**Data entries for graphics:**
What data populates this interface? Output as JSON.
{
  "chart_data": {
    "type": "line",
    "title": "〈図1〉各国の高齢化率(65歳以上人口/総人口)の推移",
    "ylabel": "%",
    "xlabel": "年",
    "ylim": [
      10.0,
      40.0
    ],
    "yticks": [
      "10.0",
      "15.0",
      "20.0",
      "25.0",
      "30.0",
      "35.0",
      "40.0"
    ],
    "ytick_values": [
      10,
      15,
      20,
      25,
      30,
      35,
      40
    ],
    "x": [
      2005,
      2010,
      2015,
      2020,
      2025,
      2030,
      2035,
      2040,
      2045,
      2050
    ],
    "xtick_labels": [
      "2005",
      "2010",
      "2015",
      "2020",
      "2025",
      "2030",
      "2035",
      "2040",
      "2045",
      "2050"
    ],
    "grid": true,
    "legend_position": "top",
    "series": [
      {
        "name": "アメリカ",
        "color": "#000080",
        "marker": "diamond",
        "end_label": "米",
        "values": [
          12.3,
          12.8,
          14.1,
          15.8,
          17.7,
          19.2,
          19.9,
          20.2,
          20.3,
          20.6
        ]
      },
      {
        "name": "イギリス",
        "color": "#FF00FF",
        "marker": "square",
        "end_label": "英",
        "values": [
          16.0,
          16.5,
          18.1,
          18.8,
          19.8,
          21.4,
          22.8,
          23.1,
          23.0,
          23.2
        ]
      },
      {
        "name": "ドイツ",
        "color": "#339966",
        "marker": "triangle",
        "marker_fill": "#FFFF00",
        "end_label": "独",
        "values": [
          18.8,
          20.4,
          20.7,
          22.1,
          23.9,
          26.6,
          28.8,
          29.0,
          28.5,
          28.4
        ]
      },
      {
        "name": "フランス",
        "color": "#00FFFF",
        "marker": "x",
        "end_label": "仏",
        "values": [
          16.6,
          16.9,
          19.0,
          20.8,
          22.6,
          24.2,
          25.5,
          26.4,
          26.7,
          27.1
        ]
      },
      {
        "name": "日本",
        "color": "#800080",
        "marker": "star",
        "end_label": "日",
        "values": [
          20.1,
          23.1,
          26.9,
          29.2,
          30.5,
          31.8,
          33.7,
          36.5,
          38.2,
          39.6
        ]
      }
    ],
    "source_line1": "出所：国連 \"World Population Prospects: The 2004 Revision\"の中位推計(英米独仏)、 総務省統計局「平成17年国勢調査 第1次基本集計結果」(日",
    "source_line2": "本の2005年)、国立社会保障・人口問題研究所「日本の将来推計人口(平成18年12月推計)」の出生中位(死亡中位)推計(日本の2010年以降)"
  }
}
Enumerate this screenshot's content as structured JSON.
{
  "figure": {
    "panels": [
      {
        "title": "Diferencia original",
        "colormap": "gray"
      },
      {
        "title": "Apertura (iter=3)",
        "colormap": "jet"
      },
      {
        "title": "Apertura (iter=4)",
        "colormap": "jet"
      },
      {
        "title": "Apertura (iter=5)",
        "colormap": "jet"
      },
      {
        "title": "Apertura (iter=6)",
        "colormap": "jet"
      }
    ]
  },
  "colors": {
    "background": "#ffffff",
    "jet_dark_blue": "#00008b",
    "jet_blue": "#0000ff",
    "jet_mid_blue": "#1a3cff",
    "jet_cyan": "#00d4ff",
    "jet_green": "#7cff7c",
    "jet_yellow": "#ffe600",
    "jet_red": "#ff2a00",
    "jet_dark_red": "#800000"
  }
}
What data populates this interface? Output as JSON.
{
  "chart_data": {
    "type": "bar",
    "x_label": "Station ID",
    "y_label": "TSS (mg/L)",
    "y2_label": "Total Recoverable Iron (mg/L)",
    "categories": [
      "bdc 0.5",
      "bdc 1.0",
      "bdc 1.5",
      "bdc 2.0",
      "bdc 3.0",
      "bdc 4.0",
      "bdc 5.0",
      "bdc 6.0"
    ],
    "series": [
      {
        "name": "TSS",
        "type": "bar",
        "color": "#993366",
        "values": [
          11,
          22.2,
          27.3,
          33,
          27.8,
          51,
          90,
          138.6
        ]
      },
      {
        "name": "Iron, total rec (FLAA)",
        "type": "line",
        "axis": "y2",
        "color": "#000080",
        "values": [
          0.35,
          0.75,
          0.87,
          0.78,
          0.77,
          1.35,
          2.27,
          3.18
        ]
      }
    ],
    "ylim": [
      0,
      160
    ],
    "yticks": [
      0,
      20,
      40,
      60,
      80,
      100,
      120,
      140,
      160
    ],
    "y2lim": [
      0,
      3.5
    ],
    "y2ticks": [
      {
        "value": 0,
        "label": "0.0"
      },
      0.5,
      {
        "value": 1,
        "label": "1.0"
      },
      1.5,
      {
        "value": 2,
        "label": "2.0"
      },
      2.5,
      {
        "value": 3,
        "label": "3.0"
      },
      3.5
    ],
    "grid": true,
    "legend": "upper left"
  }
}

**Written task:** Please restate the whole listing word for word.

**Final result:**
What data populates this interface? Output as JSON.
{
  "chart_data": {
    "type": "line",
    "title": "〈図1〉各国の高齢化率(65歳以上人口/総人口)の推移",
    "ylabel": "%",
    "xlabel": "年",
    "ylim": [
      10.0,
      40.0
    ],
    "yticks": [
      "10.0",
      "15.0",
      "20.0",
      "25.0",
      "30.0",
      "35.0",
      "40.0"
    ],
    "ytick_values": [
      10,
      15,
      20,
      25,
      30,
      35,
      40
    ],
    "x": [
      2005,
      2010,
      2015,
      2020,
      2025,
      2030,
      2035,
      2040,
      2045,
      2050
    ],
    "xtick_labels": [
      "2005",
      "2010",
      "2015",
      "2020",
      "2025",
      "2030",
      "2035",
      "2040",
      "2045",
      "2050"
    ],
    "grid": true,
    "legend_position": "top",
    "series": [
      {
        "name": "アメリカ",
        "color": "#000080",
        "marker": "diamond",
        "end_label": "米",
        "values": [
          12.3,
          12.8,
          14.1,
          15.8,
          17.7,
          19.2,
          19.9,
          20.2,
          20.3,
          20.6
        ]
      },
      {
        "name": "イギリス",
        "color": "#FF00FF",
        "marker": "square",
        "end_label": "英",
        "values": [
          16.0,
          16.5,
          18.1,
          18.8,
          19.8,
          21.4,
          22.8,
          23.1,
          23.0,
          23.2
        ]
      },
      {
        "name": "ドイツ",
        "color": "#339966",
        "marker": "triangle",
        "marker_fill": "#FFFF00",
        "end_label": "独",
        "values": [
          18.8,
          20.4,
          20.7,
          22.1,
          23.9,
          26.6,
          28.8,
          29.0,
          28.5,
          28.4
        ]
      },
      {
        "name": "フランス",
        "color": "#00FFFF",
        "marker": "x",
        "end_label": "仏",
        "values": [
          16.6,
          16.9,
          19.0,
          20.8,
          22.6,
          24.2,
          25.5,
          26.4,
          26.7,
          27.1
        ]
      },
      {
        "name": "日本",
        "color": "#800080",
        "marker": "star",
        "end_label": "日",
        "values": [
          20.1,
          23.1,
          26.9,
          29.2,
          30.5,
          31.8,
          33.7,
          36.5,
          38.2,
          39.6
        ]
      }
    ],
    "source_line1": "出所：国連 \"World Population Prospects: The 2004 Revision\"の中位推計(英米独仏)、 総務省統計局「平成17年国勢調査 第1次基本集計結果」(日",
    "source_line2": "本の2005年)、国立社会保障・人口問題研究所「日本の将来推計人口(平成18年12月推計)」の出生中位(死亡中位)推計(日本の2010年以降)"
  }
}
Enumerate this screenshot's content as structured JSON.
{
  "figure": {
    "panels": [
      {
        "title": "Diferencia original",
        "colormap": "gray"
      },
      {
        "title": "Apertura (iter=3)",
        "colormap": "jet"
      },
      {
        "title": "Apertura (iter=4)",
        "colormap": "jet"
      },
      {
        "title": "Apertura (iter=5)",
        "colormap": "jet"
      },
      {
        "title": "Apertura (iter=6)",
        "colormap": "jet"
      }
    ]
  },
  "colors": {
    "background": "#ffffff",
    "jet_dark_blue": "#00008b",
    "jet_blue": "#0000ff",
    "jet_mid_blue": "#1a3cff",
    "jet_cyan": "#00d4ff",
    "jet_green": "#7cff7c",
    "jet_yellow": "#ffe600",
    "jet_red": "#ff2a00",
    "jet_dark_red": "#800000"
  }
}
What data populates this interface? Output as JSON.
{
  "chart_data": {
    "type": "bar",
    "x_label": "Station ID",
    "y_label": "TSS (mg/L)",
    "y2_label": "Total Recoverable Iron (mg/L)",
    "categories": [
      "bdc 0.5",
      "bdc 1.0",
      "bdc 1.5",
      "bdc 2.0",
      "bdc 3.0",
      "bdc 4.0",
      "bdc 5.0",
      "bdc 6.0"
    ],
    "series": [
      {
        "name": "TSS",
        "type": "bar",
        "color": "#993366",
        "values": [
          11,
          22.2,
          27.3,
          33,
          27.8,
          51,
          90,
          138.6
        ]
      },
      {
        "name": "Iron, total rec (FLAA)",
        "type": "line",
        "axis": "y2",
        "color": "#000080",
        "values": [
          0.35,
          0.75,
          0.87,
          0.78,
          0.77,
          1.35,
          2.27,
          3.18
        ]
      }
    ],
    "ylim": [
      0,
      160
    ],
    "yticks": [
      0,
      20,
      40,
      60,
      80,
      100,
      120,
      140,
      160
    ],
    "y2lim": [
      0,
      3.5
    ],
    "y2ticks": [
      {
        "value": 0,
        "label": "0.0"
      },
      0.5,
      {
        "value": 1,
        "label": "1.0"
      },
      1.5,
      {
        "value": 2,
        "label": "2.0"
      },
      2.5,
      {
        "value": 3,
        "label": "3.0"
      },
      3.5
    ],
    "grid": true,
    "legend": "upper left"
  }
}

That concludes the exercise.